▶ Material shown
╭──
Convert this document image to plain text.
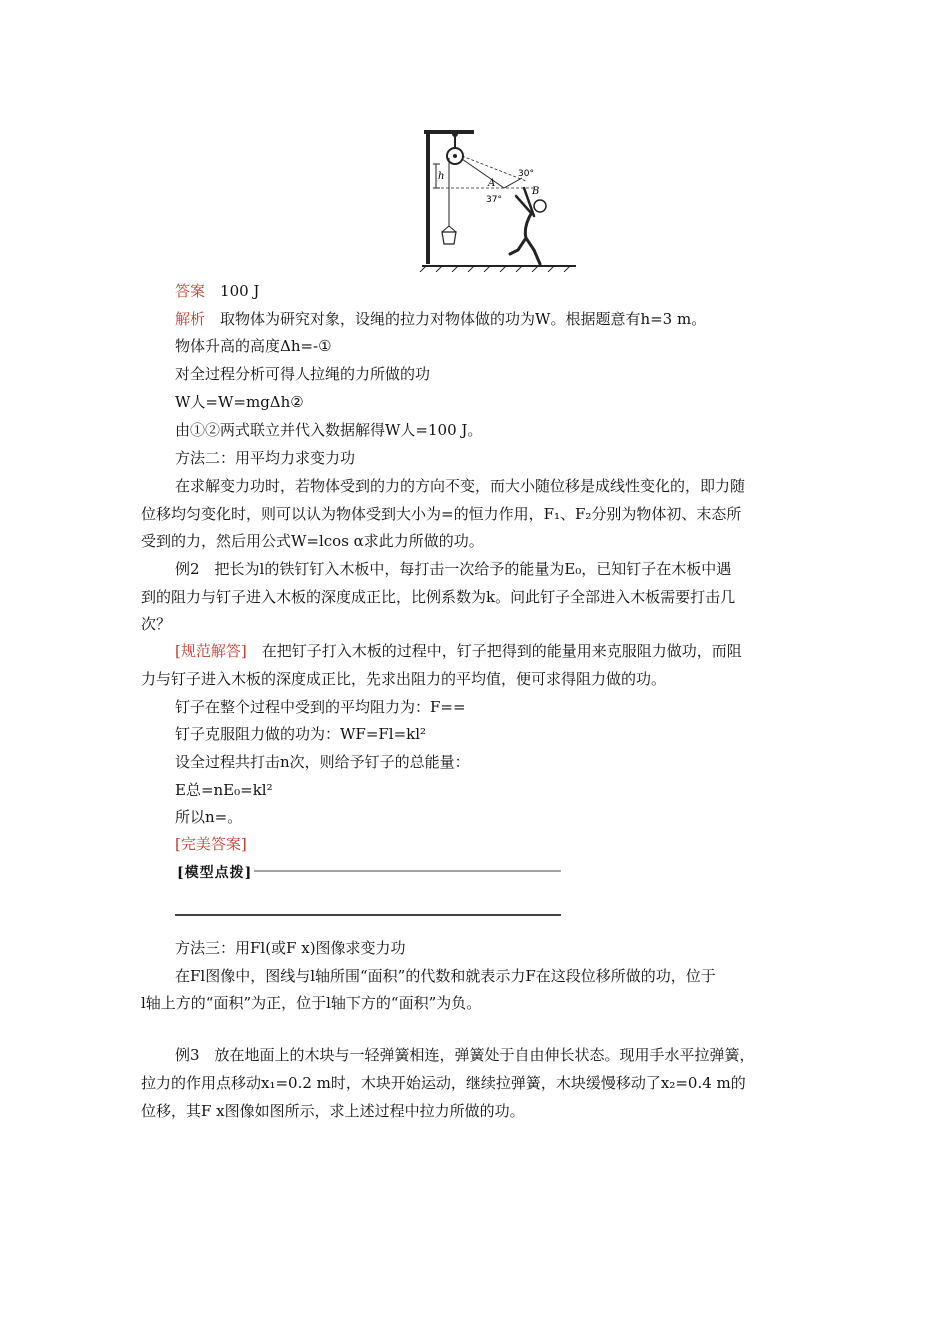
h	30°
37°
A
B
答案　 100 J
解析　 取物体为研究对象，设绳的拉力对物体做的功为W。根据题意有h=3 m。
物体升高的高度Δh=-①
对全过程分析可得人拉绳的力所做的功
W人=W=mgΔh②
由①②两式联立并代入数据解得W人=100 J。
方法二：用平均力求变力功
在求解变力功时，若物体受到的力的方向不变，而大小随位移是成线性变化的，即力随
位移均匀变化时，则可以认为物体受到大小为=的恒力作用，F₁、F₂分别为物体初、末态所
受到的力，然后用公式W=lcos α求此力所做的功。
例2　把长为l的铁钉钉入木板中，每打击一次给予的能量为E₀，已知钉子在木板中遇
到的阻力与钉子进入木板的深度成正比，比例系数为k。问此钉子全部进入木板需要打击几
次？
[规范解答]　 在把钉子打入木板的过程中，钉子把得到的能量用来克服阻力做功，而阻
力与钉子进入木板的深度成正比，先求出阻力的平均值，便可求得阻力做的功。
钉子在整个过程中受到的平均阻力为：F==
钉子克服阻力做的功为：WF=Fl=kl²
设全过程共打击n次，则给予钉子的总能量：
E总=nE₀=kl²
所以n=。
[完美答案]
[模型点拨]
方法三：用Fl(或F x)图像求变力功
在Fl图像中，图线与l轴所围“面积”的代数和就表示力F在这段位移所做的功，位于
l轴上方的“面积”为正，位于l轴下方的“面积”为负。
例3　放在地面上的木块与一轻弹簧相连，弹簧处于自由伸长状态。现用手水平拉弹簧，
拉力的作用点移动x₁=0.2 m时，木块开始运动，继续拉弹簧，木块缓慢移动了x₂=0.4 m的
位移，其F x图像如图所示，求上述过程中拉力所做的功。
╰──
Pictures stay out; reproduce every line of the records exactly.

▶ Exercise response
Convert this document image to plain text.
h	30°
37°
A
B
答案　 100 J
解析　 取物体为研究对象，设绳的拉力对物体做的功为W。根据题意有h=3 m。
物体升高的高度Δh=-①
对全过程分析可得人拉绳的力所做的功
W人=W=mgΔh②
由①②两式联立并代入数据解得W人=100 J。
方法二：用平均力求变力功
在求解变力功时，若物体受到的力的方向不变，而大小随位移是成线性变化的，即力随
位移均匀变化时，则可以认为物体受到大小为=的恒力作用，F₁、F₂分别为物体初、末态所
受到的力，然后用公式W=lcos α求此力所做的功。
例2　把长为l的铁钉钉入木板中，每打击一次给予的能量为E₀，已知钉子在木板中遇
到的阻力与钉子进入木板的深度成正比，比例系数为k。问此钉子全部进入木板需要打击几
次？
[规范解答]　 在把钉子打入木板的过程中，钉子把得到的能量用来克服阻力做功，而阻
力与钉子进入木板的深度成正比，先求出阻力的平均值，便可求得阻力做的功。
钉子在整个过程中受到的平均阻力为：F==
钉子克服阻力做的功为：WF=Fl=kl²
设全过程共打击n次，则给予钉子的总能量：
E总=nE₀=kl²
所以n=。
[完美答案]
[模型点拨]
方法三：用Fl(或F x)图像求变力功
在Fl图像中，图线与l轴所围“面积”的代数和就表示力F在这段位移所做的功，位于
l轴上方的“面积”为正，位于l轴下方的“面积”为负。
例3　放在地面上的木块与一轻弹簧相连，弹簧处于自由伸长状态。现用手水平拉弹簧，
拉力的作用点移动x₁=0.2 m时，木块开始运动，继续拉弹簧，木块缓慢移动了x₂=0.4 m的
位移，其F x图像如图所示，求上述过程中拉力所做的功。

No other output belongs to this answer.